── Provided entries

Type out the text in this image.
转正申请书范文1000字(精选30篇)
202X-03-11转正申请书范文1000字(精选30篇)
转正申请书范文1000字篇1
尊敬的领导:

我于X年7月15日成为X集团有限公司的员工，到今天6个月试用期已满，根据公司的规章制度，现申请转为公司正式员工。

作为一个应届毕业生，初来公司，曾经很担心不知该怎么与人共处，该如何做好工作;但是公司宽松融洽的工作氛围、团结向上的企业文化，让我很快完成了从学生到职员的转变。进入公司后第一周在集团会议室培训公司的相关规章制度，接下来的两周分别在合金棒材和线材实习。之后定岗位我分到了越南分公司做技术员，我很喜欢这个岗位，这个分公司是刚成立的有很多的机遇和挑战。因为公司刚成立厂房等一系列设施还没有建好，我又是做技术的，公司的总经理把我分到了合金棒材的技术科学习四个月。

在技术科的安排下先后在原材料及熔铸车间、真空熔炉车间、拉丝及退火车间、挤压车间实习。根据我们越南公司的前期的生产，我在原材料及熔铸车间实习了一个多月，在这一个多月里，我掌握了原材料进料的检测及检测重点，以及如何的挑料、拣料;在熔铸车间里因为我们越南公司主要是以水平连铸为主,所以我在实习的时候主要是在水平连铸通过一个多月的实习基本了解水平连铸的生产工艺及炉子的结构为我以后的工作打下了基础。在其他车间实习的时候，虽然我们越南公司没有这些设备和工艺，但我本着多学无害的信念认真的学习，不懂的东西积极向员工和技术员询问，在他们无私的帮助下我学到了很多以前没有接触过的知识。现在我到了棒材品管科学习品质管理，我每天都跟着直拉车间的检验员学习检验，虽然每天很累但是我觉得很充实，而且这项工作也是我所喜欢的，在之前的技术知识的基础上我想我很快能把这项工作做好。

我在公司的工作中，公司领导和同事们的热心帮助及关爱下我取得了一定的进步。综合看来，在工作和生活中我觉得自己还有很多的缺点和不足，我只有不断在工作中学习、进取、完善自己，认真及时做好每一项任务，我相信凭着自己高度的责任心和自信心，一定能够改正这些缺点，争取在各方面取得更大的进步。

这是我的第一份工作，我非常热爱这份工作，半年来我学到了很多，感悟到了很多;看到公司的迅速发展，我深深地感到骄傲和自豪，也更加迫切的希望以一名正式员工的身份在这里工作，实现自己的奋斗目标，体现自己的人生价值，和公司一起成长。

────

— Requirement —
Every entry must be output again, exactly as written above.

— Final result —
Type out the text in this image.
转正申请书范文1000字(精选30篇)
202X-03-11转正申请书范文1000字(精选30篇)
转正申请书范文1000字篇1
尊敬的领导:

我于X年7月15日成为X集团有限公司的员工，到今天6个月试用期已满，根据公司的规章制度，现申请转为公司正式员工。

作为一个应届毕业生，初来公司，曾经很担心不知该怎么与人共处，该如何做好工作;但是公司宽松融洽的工作氛围、团结向上的企业文化，让我很快完成了从学生到职员的转变。进入公司后第一周在集团会议室培训公司的相关规章制度，接下来的两周分别在合金棒材和线材实习。之后定岗位我分到了越南分公司做技术员，我很喜欢这个岗位，这个分公司是刚成立的有很多的机遇和挑战。因为公司刚成立厂房等一系列设施还没有建好，我又是做技术的，公司的总经理把我分到了合金棒材的技术科学习四个月。

在技术科的安排下先后在原材料及熔铸车间、真空熔炉车间、拉丝及退火车间、挤压车间实习。根据我们越南公司的前期的生产，我在原材料及熔铸车间实习了一个多月，在这一个多月里，我掌握了原材料进料的检测及检测重点，以及如何的挑料、拣料;在熔铸车间里因为我们越南公司主要是以水平连铸为主,所以我在实习的时候主要是在水平连铸通过一个多月的实习基本了解水平连铸的生产工艺及炉子的结构为我以后的工作打下了基础。在其他车间实习的时候，虽然我们越南公司没有这些设备和工艺，但我本着多学无害的信念认真的学习，不懂的东西积极向员工和技术员询问，在他们无私的帮助下我学到了很多以前没有接触过的知识。现在我到了棒材品管科学习品质管理，我每天都跟着直拉车间的检验员学习检验，虽然每天很累但是我觉得很充实，而且这项工作也是我所喜欢的，在之前的技术知识的基础上我想我很快能把这项工作做好。

我在公司的工作中，公司领导和同事们的热心帮助及关爱下我取得了一定的进步。综合看来，在工作和生活中我觉得自己还有很多的缺点和不足，我只有不断在工作中学习、进取、完善自己，认真及时做好每一项任务，我相信凭着自己高度的责任心和自信心，一定能够改正这些缺点，争取在各方面取得更大的进步。

这是我的第一份工作，我非常热爱这份工作，半年来我学到了很多，感悟到了很多;看到公司的迅速发展，我深深地感到骄傲和自豪，也更加迫切的希望以一名正式员工的身份在这里工作，实现自己的奋斗目标，体现自己的人生价值，和公司一起成长。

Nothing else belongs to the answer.